**INPUT FOR THIS TASK**
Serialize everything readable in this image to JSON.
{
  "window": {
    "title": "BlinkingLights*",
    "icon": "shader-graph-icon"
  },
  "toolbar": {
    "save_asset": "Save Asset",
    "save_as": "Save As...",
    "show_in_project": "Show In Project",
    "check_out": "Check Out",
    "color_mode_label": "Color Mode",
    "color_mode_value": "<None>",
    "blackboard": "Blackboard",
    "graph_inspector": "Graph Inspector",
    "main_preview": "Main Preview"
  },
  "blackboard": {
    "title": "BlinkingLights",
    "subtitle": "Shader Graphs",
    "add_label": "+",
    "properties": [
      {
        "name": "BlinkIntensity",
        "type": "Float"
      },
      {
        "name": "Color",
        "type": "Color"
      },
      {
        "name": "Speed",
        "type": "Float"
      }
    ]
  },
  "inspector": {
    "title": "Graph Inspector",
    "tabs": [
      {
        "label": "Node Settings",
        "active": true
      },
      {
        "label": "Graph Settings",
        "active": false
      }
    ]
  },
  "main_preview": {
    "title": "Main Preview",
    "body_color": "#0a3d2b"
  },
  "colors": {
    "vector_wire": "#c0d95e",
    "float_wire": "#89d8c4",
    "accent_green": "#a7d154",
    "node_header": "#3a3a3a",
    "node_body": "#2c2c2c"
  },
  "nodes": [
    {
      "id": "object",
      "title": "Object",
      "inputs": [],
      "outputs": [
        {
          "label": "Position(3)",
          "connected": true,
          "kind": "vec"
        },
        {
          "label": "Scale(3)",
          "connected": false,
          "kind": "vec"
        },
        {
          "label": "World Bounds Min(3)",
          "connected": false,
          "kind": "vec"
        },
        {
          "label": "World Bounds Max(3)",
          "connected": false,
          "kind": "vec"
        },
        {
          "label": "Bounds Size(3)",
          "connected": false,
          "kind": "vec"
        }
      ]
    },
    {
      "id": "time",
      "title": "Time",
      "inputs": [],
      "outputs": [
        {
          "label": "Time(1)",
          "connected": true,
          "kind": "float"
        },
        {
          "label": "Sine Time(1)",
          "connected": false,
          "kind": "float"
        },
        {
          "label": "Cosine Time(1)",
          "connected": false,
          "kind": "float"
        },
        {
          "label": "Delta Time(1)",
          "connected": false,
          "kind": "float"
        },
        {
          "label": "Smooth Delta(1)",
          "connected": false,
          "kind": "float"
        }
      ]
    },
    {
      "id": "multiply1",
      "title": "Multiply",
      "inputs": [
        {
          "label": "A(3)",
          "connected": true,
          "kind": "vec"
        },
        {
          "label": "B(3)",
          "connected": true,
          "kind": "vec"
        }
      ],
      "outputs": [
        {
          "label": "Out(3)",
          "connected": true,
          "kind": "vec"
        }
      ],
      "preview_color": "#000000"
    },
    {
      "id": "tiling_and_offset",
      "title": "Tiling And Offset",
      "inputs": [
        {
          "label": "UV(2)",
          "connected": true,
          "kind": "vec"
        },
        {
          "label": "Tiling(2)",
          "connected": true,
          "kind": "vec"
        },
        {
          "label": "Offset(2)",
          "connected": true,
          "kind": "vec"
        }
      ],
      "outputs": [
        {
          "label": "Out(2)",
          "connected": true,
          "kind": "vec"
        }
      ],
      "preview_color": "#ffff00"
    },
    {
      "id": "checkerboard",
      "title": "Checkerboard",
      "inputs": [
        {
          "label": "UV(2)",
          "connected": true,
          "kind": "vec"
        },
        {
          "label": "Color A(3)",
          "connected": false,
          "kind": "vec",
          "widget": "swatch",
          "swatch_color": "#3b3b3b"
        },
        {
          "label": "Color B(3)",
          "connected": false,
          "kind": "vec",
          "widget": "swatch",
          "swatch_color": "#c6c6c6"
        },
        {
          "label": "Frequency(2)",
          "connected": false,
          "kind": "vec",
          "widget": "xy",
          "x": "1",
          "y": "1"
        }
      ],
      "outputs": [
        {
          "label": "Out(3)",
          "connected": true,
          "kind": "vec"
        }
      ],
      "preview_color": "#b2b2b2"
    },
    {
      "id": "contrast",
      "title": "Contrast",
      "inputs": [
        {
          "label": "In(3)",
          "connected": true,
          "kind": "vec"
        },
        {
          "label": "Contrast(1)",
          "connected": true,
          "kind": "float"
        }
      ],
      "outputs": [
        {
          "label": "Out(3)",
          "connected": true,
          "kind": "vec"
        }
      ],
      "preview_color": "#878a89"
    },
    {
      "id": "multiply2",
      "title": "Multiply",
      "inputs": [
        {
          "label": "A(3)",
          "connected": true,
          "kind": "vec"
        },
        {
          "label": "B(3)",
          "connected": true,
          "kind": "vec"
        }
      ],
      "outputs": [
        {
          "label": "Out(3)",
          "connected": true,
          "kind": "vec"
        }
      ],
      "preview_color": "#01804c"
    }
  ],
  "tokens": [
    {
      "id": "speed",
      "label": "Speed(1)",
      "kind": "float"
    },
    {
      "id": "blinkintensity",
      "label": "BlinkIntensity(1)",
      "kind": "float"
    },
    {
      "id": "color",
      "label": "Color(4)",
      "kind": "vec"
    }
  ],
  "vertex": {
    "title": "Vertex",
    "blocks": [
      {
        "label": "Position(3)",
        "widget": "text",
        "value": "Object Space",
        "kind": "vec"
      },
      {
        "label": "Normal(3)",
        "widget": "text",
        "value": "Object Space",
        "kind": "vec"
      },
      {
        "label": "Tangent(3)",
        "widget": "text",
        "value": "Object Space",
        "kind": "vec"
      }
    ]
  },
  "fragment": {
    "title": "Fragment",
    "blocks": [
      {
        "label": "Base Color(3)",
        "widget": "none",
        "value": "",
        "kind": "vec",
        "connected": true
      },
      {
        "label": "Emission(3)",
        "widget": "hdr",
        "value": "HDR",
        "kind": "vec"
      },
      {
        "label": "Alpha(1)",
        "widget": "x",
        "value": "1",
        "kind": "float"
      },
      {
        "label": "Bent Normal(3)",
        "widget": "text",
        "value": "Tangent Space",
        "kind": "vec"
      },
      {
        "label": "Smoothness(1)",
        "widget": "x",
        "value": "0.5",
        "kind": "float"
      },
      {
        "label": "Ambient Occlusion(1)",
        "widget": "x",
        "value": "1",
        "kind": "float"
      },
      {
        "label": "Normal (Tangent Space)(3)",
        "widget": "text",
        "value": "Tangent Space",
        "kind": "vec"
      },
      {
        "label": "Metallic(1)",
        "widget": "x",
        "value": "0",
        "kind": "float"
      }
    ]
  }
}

**PROBLEM REQUIREMENTS**
Which lines hold the word "Save"? Copy all of them.

**ANSWER TO THIS EXERCISE**
    "save_asset": "Save Asset",
    "save_as": "Save As...",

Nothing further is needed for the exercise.